Task prompt:
Output nothing but the number of lines that include the word "fragments".

** Start Supplied entries **

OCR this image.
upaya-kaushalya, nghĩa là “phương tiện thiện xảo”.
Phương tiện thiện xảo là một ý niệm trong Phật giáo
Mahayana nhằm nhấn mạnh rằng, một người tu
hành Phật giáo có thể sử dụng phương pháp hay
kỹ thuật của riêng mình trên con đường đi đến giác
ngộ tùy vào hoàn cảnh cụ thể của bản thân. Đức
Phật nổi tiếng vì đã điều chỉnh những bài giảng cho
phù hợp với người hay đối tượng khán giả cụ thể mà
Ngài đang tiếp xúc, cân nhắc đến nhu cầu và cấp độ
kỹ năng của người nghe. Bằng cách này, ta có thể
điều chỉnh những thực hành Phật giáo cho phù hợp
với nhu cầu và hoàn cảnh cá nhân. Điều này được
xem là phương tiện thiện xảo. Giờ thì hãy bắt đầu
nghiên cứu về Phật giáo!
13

** End Supplied entries **
** Start Supplied entries **

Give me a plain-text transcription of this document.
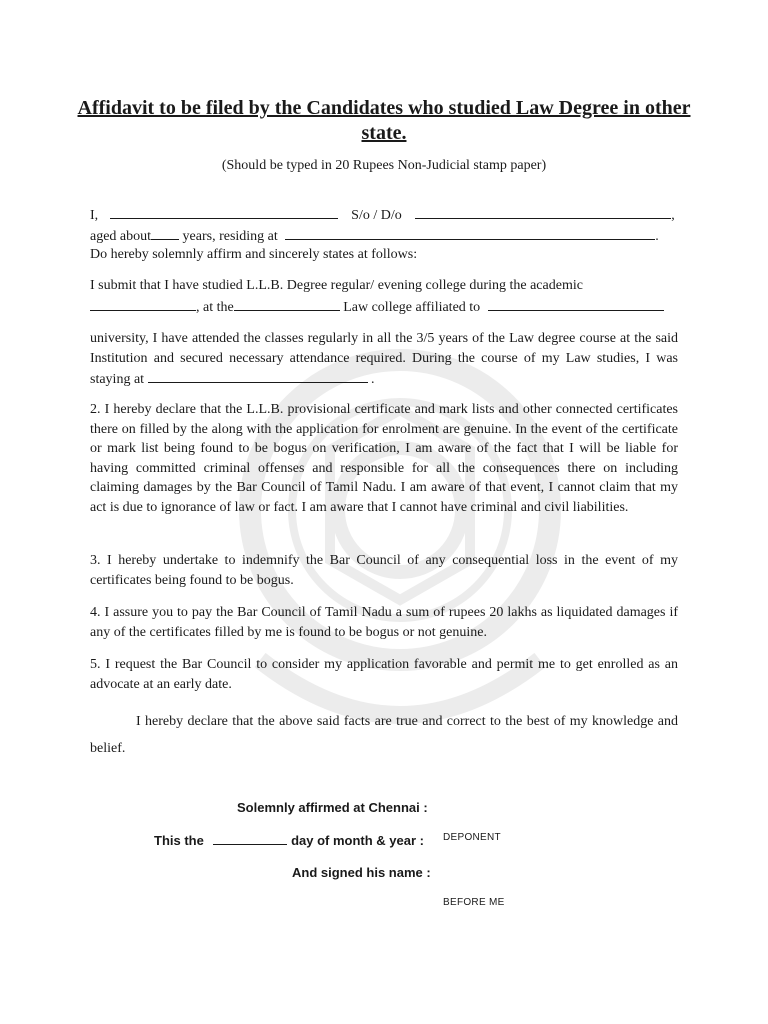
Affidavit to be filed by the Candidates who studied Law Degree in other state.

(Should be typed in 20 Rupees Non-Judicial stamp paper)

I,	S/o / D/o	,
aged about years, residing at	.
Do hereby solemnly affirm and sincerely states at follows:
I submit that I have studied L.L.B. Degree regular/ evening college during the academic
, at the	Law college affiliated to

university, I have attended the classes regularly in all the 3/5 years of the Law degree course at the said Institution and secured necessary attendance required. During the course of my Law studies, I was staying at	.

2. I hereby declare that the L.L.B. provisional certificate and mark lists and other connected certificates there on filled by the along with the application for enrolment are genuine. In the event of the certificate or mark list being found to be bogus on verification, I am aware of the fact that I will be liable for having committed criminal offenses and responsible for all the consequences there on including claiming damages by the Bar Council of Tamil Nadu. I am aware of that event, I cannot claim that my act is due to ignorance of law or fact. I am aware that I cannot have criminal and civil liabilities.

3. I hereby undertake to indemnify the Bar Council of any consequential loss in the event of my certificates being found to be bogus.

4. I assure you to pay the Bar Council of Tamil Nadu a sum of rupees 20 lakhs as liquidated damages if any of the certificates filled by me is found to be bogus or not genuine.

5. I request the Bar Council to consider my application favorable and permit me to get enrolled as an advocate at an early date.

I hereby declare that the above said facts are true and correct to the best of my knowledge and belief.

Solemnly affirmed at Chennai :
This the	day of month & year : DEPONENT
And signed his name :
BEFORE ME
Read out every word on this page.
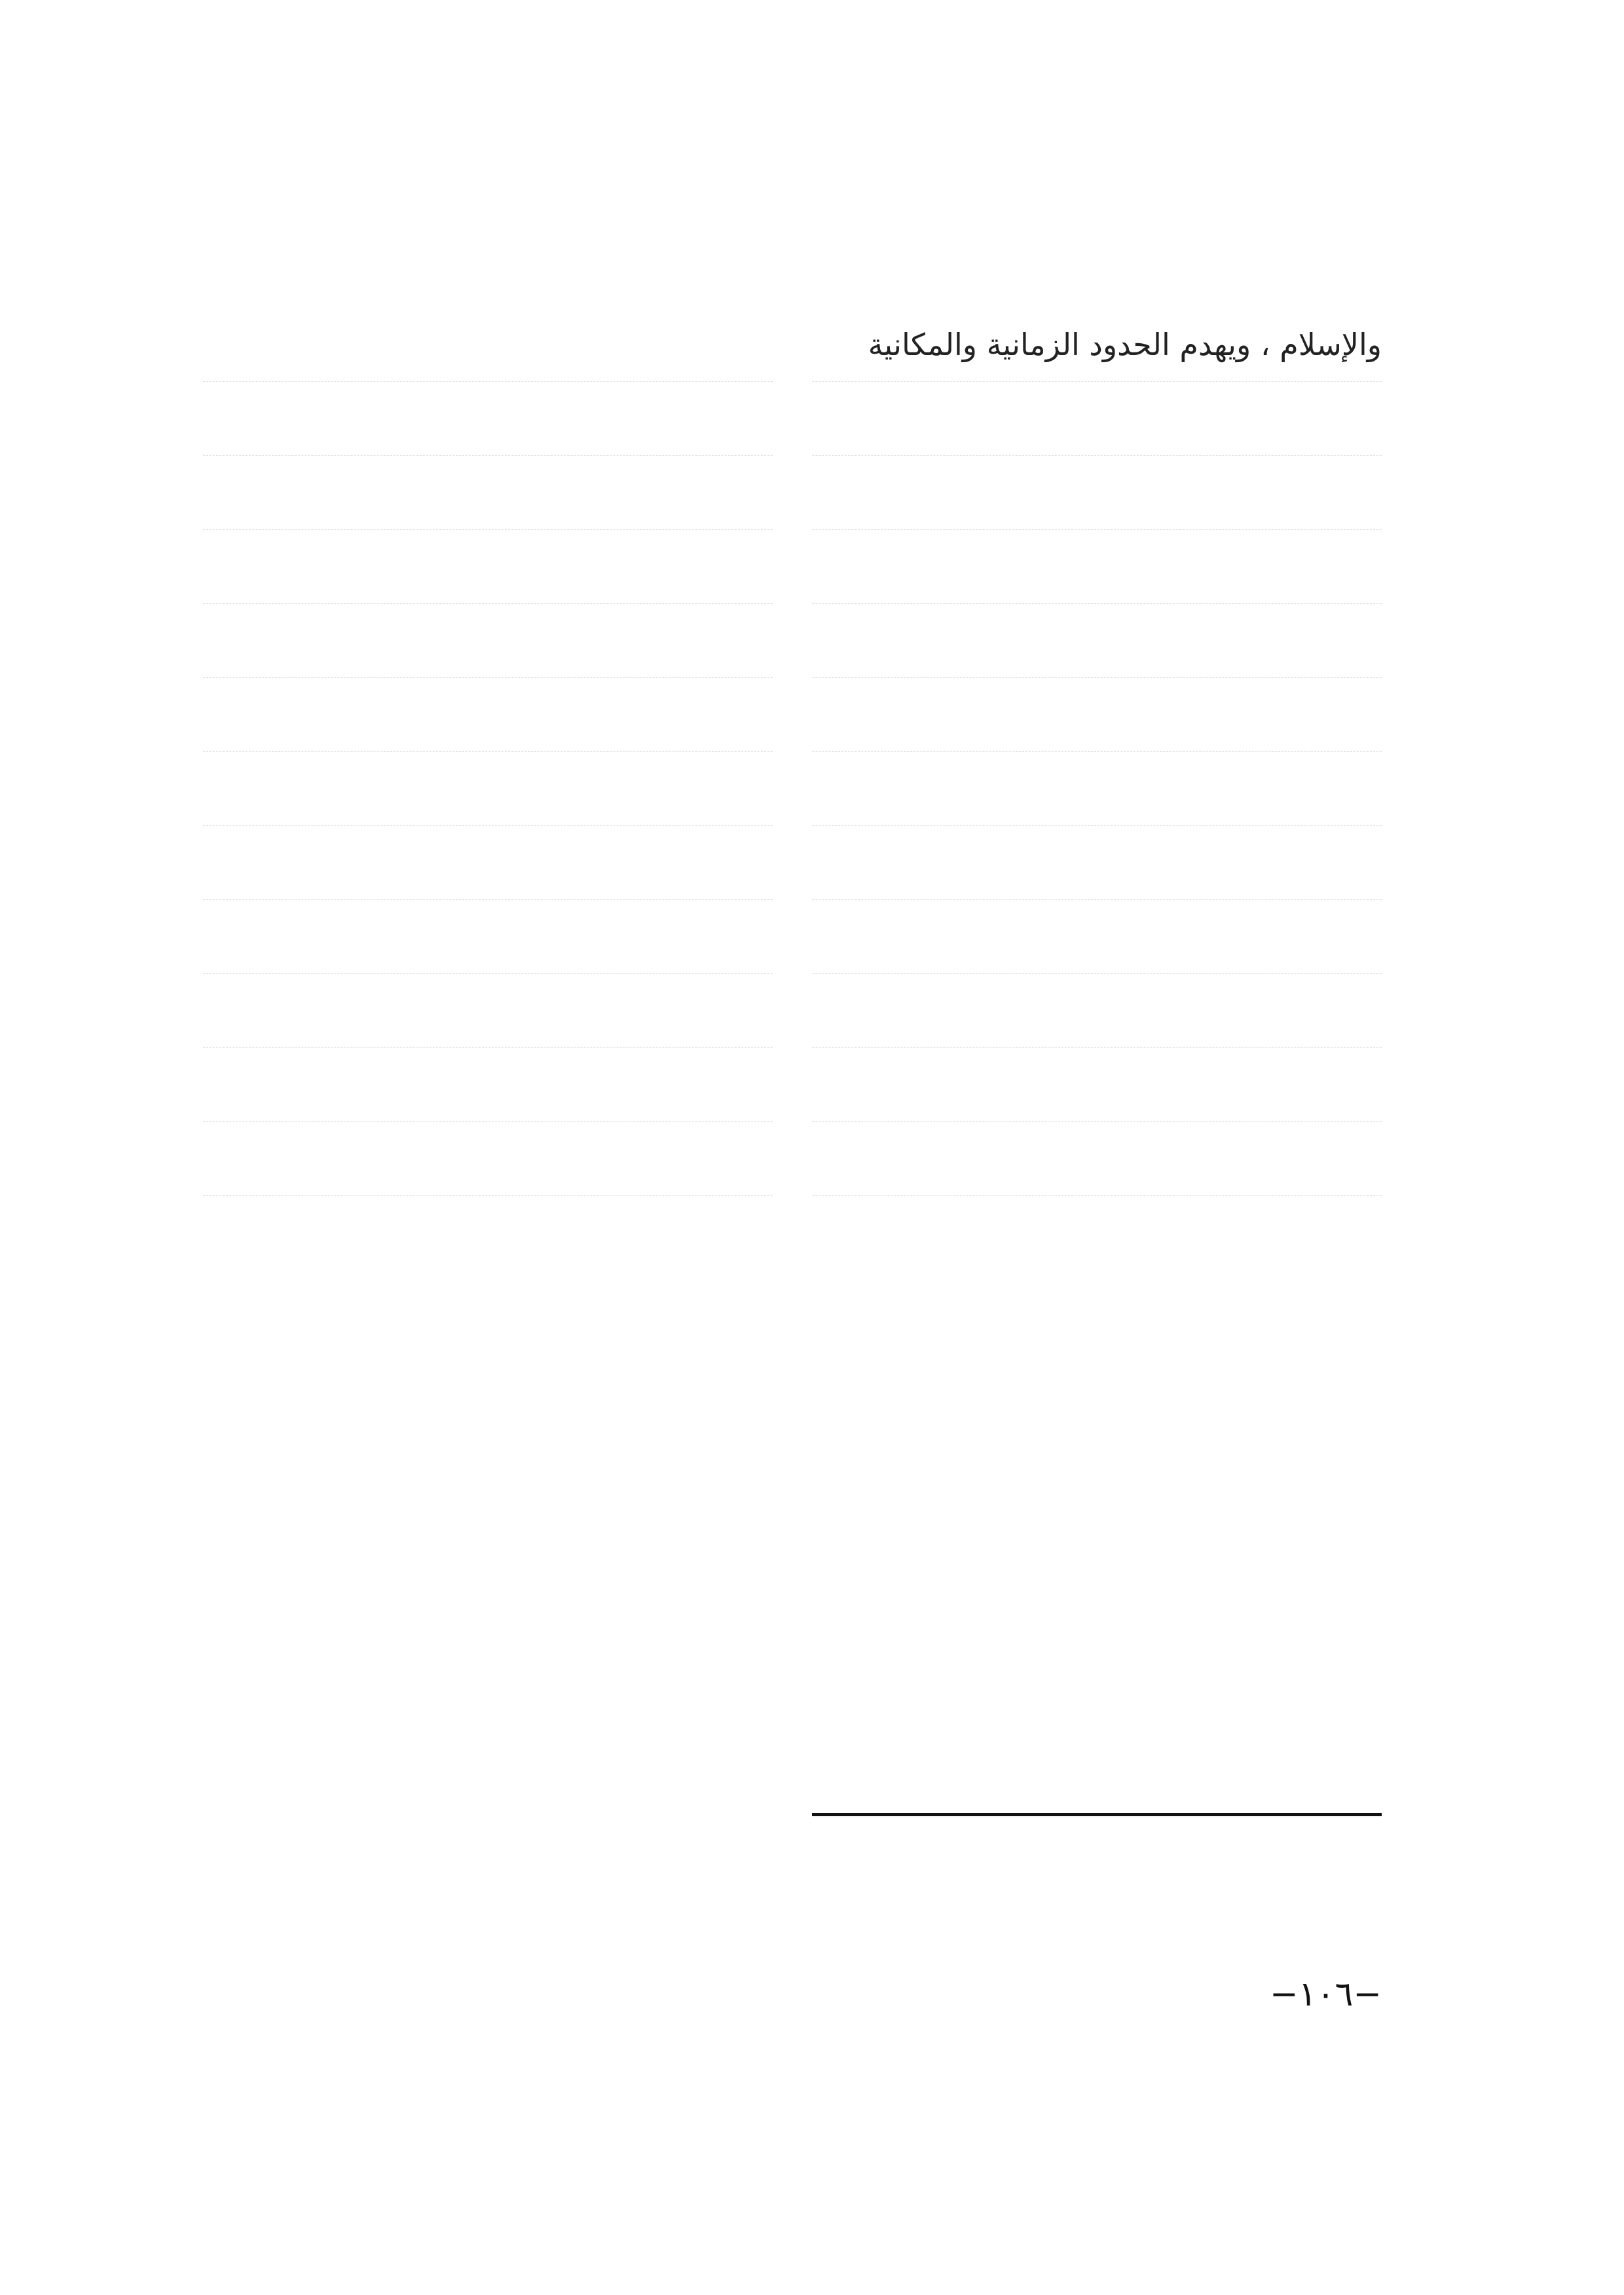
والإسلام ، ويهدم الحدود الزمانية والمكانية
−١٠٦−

** End Supplied entries **
** Start Supplied entries **

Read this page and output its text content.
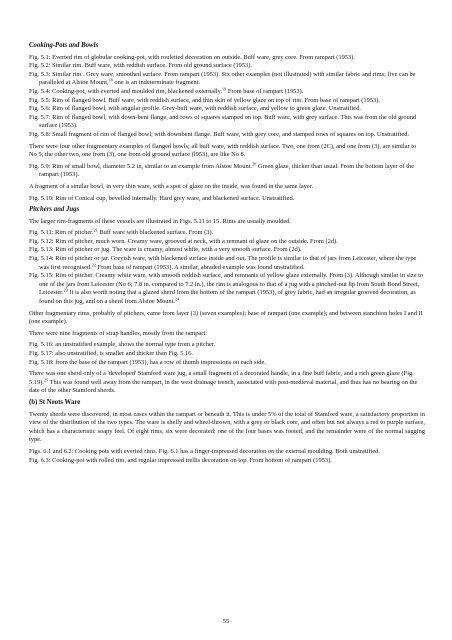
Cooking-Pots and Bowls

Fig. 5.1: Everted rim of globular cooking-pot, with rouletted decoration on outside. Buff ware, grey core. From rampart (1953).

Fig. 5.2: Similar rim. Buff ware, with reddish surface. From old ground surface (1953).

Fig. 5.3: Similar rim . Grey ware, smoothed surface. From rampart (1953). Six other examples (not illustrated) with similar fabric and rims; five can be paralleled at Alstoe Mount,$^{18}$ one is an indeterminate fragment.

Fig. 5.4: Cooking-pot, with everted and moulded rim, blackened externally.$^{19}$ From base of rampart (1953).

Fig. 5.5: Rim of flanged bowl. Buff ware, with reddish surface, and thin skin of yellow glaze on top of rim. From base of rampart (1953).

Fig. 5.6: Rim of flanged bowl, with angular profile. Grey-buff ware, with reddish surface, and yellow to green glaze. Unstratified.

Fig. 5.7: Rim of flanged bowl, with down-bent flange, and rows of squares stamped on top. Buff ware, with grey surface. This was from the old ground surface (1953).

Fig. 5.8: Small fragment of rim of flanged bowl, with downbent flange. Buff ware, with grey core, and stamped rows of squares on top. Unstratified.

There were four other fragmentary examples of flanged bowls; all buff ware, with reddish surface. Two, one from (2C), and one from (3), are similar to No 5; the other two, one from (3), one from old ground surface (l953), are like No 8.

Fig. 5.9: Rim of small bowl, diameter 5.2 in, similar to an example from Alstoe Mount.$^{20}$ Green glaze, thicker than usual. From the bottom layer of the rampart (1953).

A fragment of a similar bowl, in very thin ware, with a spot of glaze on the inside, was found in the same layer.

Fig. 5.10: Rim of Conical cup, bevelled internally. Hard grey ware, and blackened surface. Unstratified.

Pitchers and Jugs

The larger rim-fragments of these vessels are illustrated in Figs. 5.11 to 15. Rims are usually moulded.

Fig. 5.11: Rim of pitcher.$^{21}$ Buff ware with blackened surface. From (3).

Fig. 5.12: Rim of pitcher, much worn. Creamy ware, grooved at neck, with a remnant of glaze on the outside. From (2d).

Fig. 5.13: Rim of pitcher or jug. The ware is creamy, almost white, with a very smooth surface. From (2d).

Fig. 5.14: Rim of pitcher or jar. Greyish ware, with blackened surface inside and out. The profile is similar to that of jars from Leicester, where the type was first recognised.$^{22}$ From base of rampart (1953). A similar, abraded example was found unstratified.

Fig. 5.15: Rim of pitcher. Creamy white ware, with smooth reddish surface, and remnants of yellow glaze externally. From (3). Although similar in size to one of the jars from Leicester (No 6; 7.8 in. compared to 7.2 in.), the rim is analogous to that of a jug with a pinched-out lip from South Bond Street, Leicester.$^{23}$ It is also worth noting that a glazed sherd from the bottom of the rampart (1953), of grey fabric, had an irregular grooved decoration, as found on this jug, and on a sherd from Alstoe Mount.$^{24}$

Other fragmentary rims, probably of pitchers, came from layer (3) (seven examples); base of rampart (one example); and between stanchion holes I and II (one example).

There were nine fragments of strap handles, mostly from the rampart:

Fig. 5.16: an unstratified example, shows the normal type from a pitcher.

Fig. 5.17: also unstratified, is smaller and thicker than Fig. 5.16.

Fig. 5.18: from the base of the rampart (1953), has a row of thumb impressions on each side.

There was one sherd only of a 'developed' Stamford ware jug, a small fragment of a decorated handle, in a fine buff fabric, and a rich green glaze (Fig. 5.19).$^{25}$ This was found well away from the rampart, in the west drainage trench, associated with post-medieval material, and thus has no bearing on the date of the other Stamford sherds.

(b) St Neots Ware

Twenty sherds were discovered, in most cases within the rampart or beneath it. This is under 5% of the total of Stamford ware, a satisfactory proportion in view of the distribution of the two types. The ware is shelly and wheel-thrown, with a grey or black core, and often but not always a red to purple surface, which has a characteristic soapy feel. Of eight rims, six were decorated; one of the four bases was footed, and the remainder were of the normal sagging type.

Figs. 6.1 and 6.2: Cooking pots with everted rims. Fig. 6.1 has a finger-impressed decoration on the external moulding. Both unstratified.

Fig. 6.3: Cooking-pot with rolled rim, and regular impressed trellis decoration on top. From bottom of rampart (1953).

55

** End Supplied entries **

Exercise result:
2